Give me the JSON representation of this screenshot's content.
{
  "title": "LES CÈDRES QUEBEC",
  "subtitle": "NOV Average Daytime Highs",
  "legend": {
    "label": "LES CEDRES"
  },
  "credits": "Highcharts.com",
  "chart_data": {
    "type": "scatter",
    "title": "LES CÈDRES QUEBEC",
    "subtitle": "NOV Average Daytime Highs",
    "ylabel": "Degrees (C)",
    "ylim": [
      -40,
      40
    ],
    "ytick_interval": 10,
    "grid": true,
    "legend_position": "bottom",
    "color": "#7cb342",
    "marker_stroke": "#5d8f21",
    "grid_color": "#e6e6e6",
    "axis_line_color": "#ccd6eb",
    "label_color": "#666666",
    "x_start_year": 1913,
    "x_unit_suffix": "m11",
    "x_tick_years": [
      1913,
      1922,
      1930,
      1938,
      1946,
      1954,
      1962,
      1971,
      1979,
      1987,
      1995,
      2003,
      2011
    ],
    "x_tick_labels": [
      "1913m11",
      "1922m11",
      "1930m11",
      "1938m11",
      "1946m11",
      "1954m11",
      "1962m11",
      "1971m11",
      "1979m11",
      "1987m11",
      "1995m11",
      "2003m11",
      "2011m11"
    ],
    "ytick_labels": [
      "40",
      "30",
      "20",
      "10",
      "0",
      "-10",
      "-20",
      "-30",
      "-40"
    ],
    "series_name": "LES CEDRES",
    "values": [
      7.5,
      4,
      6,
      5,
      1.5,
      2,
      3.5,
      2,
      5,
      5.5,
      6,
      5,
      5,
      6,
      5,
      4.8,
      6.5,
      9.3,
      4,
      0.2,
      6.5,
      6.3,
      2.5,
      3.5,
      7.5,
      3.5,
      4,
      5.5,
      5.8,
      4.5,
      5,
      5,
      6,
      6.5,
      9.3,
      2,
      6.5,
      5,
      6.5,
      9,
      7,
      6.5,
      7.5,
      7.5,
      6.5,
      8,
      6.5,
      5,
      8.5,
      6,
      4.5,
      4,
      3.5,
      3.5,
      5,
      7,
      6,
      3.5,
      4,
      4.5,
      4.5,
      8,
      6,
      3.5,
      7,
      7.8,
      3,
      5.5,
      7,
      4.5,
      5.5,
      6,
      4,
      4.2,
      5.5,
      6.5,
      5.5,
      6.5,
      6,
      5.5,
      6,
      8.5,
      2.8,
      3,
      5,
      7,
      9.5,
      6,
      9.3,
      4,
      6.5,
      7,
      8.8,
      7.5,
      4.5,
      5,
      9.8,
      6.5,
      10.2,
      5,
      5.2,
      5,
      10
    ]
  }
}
- - - -
- TASK PROMPT
Collect from the data above every line that includes "Daytime".

- REPLY TO THE EXERCISE
  "subtitle": "NOV Average Daytime Highs",
    "subtitle": "NOV Average Daytime Highs",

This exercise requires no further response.